Problem to work on: Please repeat all of the lines that follow, exactly as written.

+++ Source records +++

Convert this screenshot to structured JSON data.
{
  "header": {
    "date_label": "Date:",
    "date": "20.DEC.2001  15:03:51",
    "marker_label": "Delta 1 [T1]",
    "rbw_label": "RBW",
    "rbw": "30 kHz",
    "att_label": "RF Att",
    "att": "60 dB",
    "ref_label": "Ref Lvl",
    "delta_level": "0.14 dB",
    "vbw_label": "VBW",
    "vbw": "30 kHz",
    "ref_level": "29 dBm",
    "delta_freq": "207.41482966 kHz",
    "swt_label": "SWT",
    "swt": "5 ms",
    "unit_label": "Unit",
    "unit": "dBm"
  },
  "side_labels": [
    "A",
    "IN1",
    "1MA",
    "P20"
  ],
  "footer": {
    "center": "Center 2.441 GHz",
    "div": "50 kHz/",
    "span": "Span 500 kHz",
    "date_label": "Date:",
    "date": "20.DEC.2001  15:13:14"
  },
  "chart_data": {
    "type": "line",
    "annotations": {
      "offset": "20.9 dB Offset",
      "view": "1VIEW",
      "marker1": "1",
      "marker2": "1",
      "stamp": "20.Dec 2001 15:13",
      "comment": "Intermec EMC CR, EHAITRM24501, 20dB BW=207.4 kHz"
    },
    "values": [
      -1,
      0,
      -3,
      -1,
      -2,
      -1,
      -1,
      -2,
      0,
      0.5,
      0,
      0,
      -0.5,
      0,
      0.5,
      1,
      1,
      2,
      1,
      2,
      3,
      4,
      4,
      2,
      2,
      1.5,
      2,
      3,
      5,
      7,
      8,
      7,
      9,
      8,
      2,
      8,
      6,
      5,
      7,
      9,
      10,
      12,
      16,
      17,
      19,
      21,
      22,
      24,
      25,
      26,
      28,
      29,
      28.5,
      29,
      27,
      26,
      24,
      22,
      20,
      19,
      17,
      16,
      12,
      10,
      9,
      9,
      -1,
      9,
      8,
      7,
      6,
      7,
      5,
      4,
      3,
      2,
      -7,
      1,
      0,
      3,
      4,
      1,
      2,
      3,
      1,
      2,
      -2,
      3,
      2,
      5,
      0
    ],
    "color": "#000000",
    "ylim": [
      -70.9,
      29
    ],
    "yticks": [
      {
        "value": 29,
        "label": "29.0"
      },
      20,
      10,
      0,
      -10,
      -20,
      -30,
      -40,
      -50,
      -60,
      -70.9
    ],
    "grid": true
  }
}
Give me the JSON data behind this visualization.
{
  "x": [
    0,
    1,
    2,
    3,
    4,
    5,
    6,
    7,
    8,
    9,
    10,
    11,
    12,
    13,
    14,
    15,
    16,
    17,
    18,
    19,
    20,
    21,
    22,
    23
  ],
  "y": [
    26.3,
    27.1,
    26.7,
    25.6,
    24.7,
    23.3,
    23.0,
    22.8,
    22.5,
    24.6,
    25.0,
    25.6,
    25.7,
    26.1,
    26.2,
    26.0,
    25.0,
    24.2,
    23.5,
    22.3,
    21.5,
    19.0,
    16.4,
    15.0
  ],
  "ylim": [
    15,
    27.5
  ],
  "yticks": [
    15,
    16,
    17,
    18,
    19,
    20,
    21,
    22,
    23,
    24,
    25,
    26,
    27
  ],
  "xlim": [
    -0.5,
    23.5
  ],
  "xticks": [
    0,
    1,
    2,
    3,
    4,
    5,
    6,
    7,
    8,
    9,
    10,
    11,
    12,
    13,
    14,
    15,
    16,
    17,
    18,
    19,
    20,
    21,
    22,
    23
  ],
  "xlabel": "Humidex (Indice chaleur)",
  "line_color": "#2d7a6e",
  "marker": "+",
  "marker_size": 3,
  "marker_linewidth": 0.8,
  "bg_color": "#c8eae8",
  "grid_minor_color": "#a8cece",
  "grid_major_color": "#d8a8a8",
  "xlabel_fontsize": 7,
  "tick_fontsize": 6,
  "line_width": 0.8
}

+++

Answer below:
Convert this screenshot to structured JSON data.
{
  "header": {
    "date_label": "Date:",
    "date": "20.DEC.2001  15:03:51",
    "marker_label": "Delta 1 [T1]",
    "rbw_label": "RBW",
    "rbw": "30 kHz",
    "att_label": "RF Att",
    "att": "60 dB",
    "ref_label": "Ref Lvl",
    "delta_level": "0.14 dB",
    "vbw_label": "VBW",
    "vbw": "30 kHz",
    "ref_level": "29 dBm",
    "delta_freq": "207.41482966 kHz",
    "swt_label": "SWT",
    "swt": "5 ms",
    "unit_label": "Unit",
    "unit": "dBm"
  },
  "side_labels": [
    "A",
    "IN1",
    "1MA",
    "P20"
  ],
  "footer": {
    "center": "Center 2.441 GHz",
    "div": "50 kHz/",
    "span": "Span 500 kHz",
    "date_label": "Date:",
    "date": "20.DEC.2001  15:13:14"
  },
  "chart_data": {
    "type": "line",
    "annotations": {
      "offset": "20.9 dB Offset",
      "view": "1VIEW",
      "marker1": "1",
      "marker2": "1",
      "stamp": "20.Dec 2001 15:13",
      "comment": "Intermec EMC CR, EHAITRM24501, 20dB BW=207.4 kHz"
    },
    "values": [
      -1,
      0,
      -3,
      -1,
      -2,
      -1,
      -1,
      -2,
      0,
      0.5,
      0,
      0,
      -0.5,
      0,
      0.5,
      1,
      1,
      2,
      1,
      2,
      3,
      4,
      4,
      2,
      2,
      1.5,
      2,
      3,
      5,
      7,
      8,
      7,
      9,
      8,
      2,
      8,
      6,
      5,
      7,
      9,
      10,
      12,
      16,
      17,
      19,
      21,
      22,
      24,
      25,
      26,
      28,
      29,
      28.5,
      29,
      27,
      26,
      24,
      22,
      20,
      19,
      17,
      16,
      12,
      10,
      9,
      9,
      -1,
      9,
      8,
      7,
      6,
      7,
      5,
      4,
      3,
      2,
      -7,
      1,
      0,
      3,
      4,
      1,
      2,
      3,
      1,
      2,
      -2,
      3,
      2,
      5,
      0
    ],
    "color": "#000000",
    "ylim": [
      -70.9,
      29
    ],
    "yticks": [
      {
        "value": 29,
        "label": "29.0"
      },
      20,
      10,
      0,
      -10,
      -20,
      -30,
      -40,
      -50,
      -60,
      -70.9
    ],
    "grid": true
  }
}
Give me the JSON data behind this visualization.
{
  "x": [
    0,
    1,
    2,
    3,
    4,
    5,
    6,
    7,
    8,
    9,
    10,
    11,
    12,
    13,
    14,
    15,
    16,
    17,
    18,
    19,
    20,
    21,
    22,
    23
  ],
  "y": [
    26.3,
    27.1,
    26.7,
    25.6,
    24.7,
    23.3,
    23.0,
    22.8,
    22.5,
    24.6,
    25.0,
    25.6,
    25.7,
    26.1,
    26.2,
    26.0,
    25.0,
    24.2,
    23.5,
    22.3,
    21.5,
    19.0,
    16.4,
    15.0
  ],
  "ylim": [
    15,
    27.5
  ],
  "yticks": [
    15,
    16,
    17,
    18,
    19,
    20,
    21,
    22,
    23,
    24,
    25,
    26,
    27
  ],
  "xlim": [
    -0.5,
    23.5
  ],
  "xticks": [
    0,
    1,
    2,
    3,
    4,
    5,
    6,
    7,
    8,
    9,
    10,
    11,
    12,
    13,
    14,
    15,
    16,
    17,
    18,
    19,
    20,
    21,
    22,
    23
  ],
  "xlabel": "Humidex (Indice chaleur)",
  "line_color": "#2d7a6e",
  "marker": "+",
  "marker_size": 3,
  "marker_linewidth": 0.8,
  "bg_color": "#c8eae8",
  "grid_minor_color": "#a8cece",
  "grid_major_color": "#d8a8a8",
  "xlabel_fontsize": 7,
  "tick_fontsize": 6,
  "line_width": 0.8
}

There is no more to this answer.